[Aim of the task]: Quote, without change, all of the lines that follow.

+++ Material provided

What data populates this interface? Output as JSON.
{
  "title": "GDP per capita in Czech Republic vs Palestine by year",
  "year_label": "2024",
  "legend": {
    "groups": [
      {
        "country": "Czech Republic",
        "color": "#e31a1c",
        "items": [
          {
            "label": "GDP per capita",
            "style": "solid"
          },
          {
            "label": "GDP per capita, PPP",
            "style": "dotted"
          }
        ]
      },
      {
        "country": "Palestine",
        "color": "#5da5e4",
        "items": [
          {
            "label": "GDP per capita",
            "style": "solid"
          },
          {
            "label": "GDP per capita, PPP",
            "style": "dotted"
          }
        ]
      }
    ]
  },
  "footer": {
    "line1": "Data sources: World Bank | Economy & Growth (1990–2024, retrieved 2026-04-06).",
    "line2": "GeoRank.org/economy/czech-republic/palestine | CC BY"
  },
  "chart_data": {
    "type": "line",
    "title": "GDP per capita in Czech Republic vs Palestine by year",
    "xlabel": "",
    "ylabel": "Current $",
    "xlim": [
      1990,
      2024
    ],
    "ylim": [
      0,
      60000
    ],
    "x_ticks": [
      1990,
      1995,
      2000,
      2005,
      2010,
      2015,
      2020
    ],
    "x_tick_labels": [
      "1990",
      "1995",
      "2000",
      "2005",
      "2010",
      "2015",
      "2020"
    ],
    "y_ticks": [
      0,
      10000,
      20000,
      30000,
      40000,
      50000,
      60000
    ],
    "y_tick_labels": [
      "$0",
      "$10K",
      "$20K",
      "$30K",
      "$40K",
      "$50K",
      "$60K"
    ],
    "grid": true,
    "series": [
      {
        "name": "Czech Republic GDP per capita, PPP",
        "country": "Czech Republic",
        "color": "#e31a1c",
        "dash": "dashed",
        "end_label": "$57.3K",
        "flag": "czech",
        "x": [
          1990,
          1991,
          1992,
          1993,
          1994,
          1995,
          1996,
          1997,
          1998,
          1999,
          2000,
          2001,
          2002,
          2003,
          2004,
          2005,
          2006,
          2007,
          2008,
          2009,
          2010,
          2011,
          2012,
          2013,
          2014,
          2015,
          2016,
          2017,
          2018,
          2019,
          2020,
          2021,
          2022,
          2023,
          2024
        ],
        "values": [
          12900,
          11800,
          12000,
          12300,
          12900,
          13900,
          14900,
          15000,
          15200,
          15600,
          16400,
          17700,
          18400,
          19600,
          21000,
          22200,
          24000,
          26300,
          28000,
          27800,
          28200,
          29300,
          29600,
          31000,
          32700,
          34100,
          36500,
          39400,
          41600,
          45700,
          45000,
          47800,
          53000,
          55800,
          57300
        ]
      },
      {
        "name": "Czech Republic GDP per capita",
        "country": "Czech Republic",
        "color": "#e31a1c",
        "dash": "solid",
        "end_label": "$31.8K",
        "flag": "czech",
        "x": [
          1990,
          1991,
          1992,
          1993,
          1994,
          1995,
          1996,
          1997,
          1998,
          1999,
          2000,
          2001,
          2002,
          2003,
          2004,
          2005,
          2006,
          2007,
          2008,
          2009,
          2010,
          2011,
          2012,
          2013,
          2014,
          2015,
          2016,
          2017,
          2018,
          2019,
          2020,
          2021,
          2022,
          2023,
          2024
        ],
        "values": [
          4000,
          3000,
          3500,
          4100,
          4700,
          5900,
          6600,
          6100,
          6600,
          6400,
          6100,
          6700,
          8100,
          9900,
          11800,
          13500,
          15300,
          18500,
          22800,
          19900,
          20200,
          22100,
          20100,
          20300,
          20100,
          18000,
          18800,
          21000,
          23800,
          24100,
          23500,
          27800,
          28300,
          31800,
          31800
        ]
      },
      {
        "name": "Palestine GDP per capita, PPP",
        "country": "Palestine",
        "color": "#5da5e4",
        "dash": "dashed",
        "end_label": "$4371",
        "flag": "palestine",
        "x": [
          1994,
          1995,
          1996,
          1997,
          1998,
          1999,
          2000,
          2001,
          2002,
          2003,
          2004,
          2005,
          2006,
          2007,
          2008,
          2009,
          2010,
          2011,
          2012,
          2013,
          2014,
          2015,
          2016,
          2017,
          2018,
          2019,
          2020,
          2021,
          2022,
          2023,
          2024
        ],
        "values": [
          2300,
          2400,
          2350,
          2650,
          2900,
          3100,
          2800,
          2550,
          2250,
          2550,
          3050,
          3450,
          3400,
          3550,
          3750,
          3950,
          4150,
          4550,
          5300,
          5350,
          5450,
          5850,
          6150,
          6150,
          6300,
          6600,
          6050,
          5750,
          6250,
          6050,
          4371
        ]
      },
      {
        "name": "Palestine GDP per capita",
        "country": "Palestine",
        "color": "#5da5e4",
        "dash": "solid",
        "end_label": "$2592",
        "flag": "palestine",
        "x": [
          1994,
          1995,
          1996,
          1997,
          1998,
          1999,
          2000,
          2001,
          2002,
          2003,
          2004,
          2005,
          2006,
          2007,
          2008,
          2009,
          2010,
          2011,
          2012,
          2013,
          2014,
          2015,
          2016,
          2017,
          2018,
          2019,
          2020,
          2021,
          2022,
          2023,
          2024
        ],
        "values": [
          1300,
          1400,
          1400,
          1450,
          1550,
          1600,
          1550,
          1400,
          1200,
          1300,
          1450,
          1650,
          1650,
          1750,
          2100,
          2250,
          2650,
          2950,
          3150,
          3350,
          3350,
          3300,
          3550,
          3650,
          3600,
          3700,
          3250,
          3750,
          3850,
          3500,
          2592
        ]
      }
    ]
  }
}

++++++

[In response]:
What data populates this interface? Output as JSON.
{
  "title": "GDP per capita in Czech Republic vs Palestine by year",
  "year_label": "2024",
  "legend": {
    "groups": [
      {
        "country": "Czech Republic",
        "color": "#e31a1c",
        "items": [
          {
            "label": "GDP per capita",
            "style": "solid"
          },
          {
            "label": "GDP per capita, PPP",
            "style": "dotted"
          }
        ]
      },
      {
        "country": "Palestine",
        "color": "#5da5e4",
        "items": [
          {
            "label": "GDP per capita",
            "style": "solid"
          },
          {
            "label": "GDP per capita, PPP",
            "style": "dotted"
          }
        ]
      }
    ]
  },
  "footer": {
    "line1": "Data sources: World Bank | Economy & Growth (1990–2024, retrieved 2026-04-06).",
    "line2": "GeoRank.org/economy/czech-republic/palestine | CC BY"
  },
  "chart_data": {
    "type": "line",
    "title": "GDP per capita in Czech Republic vs Palestine by year",
    "xlabel": "",
    "ylabel": "Current $",
    "xlim": [
      1990,
      2024
    ],
    "ylim": [
      0,
      60000
    ],
    "x_ticks": [
      1990,
      1995,
      2000,
      2005,
      2010,
      2015,
      2020
    ],
    "x_tick_labels": [
      "1990",
      "1995",
      "2000",
      "2005",
      "2010",
      "2015",
      "2020"
    ],
    "y_ticks": [
      0,
      10000,
      20000,
      30000,
      40000,
      50000,
      60000
    ],
    "y_tick_labels": [
      "$0",
      "$10K",
      "$20K",
      "$30K",
      "$40K",
      "$50K",
      "$60K"
    ],
    "grid": true,
    "series": [
      {
        "name": "Czech Republic GDP per capita, PPP",
        "country": "Czech Republic",
        "color": "#e31a1c",
        "dash": "dashed",
        "end_label": "$57.3K",
        "flag": "czech",
        "x": [
          1990,
          1991,
          1992,
          1993,
          1994,
          1995,
          1996,
          1997,
          1998,
          1999,
          2000,
          2001,
          2002,
          2003,
          2004,
          2005,
          2006,
          2007,
          2008,
          2009,
          2010,
          2011,
          2012,
          2013,
          2014,
          2015,
          2016,
          2017,
          2018,
          2019,
          2020,
          2021,
          2022,
          2023,
          2024
        ],
        "values": [
          12900,
          11800,
          12000,
          12300,
          12900,
          13900,
          14900,
          15000,
          15200,
          15600,
          16400,
          17700,
          18400,
          19600,
          21000,
          22200,
          24000,
          26300,
          28000,
          27800,
          28200,
          29300,
          29600,
          31000,
          32700,
          34100,
          36500,
          39400,
          41600,
          45700,
          45000,
          47800,
          53000,
          55800,
          57300
        ]
      },
      {
        "name": "Czech Republic GDP per capita",
        "country": "Czech Republic",
        "color": "#e31a1c",
        "dash": "solid",
        "end_label": "$31.8K",
        "flag": "czech",
        "x": [
          1990,
          1991,
          1992,
          1993,
          1994,
          1995,
          1996,
          1997,
          1998,
          1999,
          2000,
          2001,
          2002,
          2003,
          2004,
          2005,
          2006,
          2007,
          2008,
          2009,
          2010,
          2011,
          2012,
          2013,
          2014,
          2015,
          2016,
          2017,
          2018,
          2019,
          2020,
          2021,
          2022,
          2023,
          2024
        ],
        "values": [
          4000,
          3000,
          3500,
          4100,
          4700,
          5900,
          6600,
          6100,
          6600,
          6400,
          6100,
          6700,
          8100,
          9900,
          11800,
          13500,
          15300,
          18500,
          22800,
          19900,
          20200,
          22100,
          20100,
          20300,
          20100,
          18000,
          18800,
          21000,
          23800,
          24100,
          23500,
          27800,
          28300,
          31800,
          31800
        ]
      },
      {
        "name": "Palestine GDP per capita, PPP",
        "country": "Palestine",
        "color": "#5da5e4",
        "dash": "dashed",
        "end_label": "$4371",
        "flag": "palestine",
        "x": [
          1994,
          1995,
          1996,
          1997,
          1998,
          1999,
          2000,
          2001,
          2002,
          2003,
          2004,
          2005,
          2006,
          2007,
          2008,
          2009,
          2010,
          2011,
          2012,
          2013,
          2014,
          2015,
          2016,
          2017,
          2018,
          2019,
          2020,
          2021,
          2022,
          2023,
          2024
        ],
        "values": [
          2300,
          2400,
          2350,
          2650,
          2900,
          3100,
          2800,
          2550,
          2250,
          2550,
          3050,
          3450,
          3400,
          3550,
          3750,
          3950,
          4150,
          4550,
          5300,
          5350,
          5450,
          5850,
          6150,
          6150,
          6300,
          6600,
          6050,
          5750,
          6250,
          6050,
          4371
        ]
      },
      {
        "name": "Palestine GDP per capita",
        "country": "Palestine",
        "color": "#5da5e4",
        "dash": "solid",
        "end_label": "$2592",
        "flag": "palestine",
        "x": [
          1994,
          1995,
          1996,
          1997,
          1998,
          1999,
          2000,
          2001,
          2002,
          2003,
          2004,
          2005,
          2006,
          2007,
          2008,
          2009,
          2010,
          2011,
          2012,
          2013,
          2014,
          2015,
          2016,
          2017,
          2018,
          2019,
          2020,
          2021,
          2022,
          2023,
          2024
        ],
        "values": [
          1300,
          1400,
          1400,
          1450,
          1550,
          1600,
          1550,
          1400,
          1200,
          1300,
          1450,
          1650,
          1650,
          1750,
          2100,
          2250,
          2650,
          2950,
          3150,
          3350,
          3350,
          3300,
          3550,
          3650,
          3600,
          3700,
          3250,
          3750,
          3850,
          3500,
          2592
        ]
      }
    ]
  }
}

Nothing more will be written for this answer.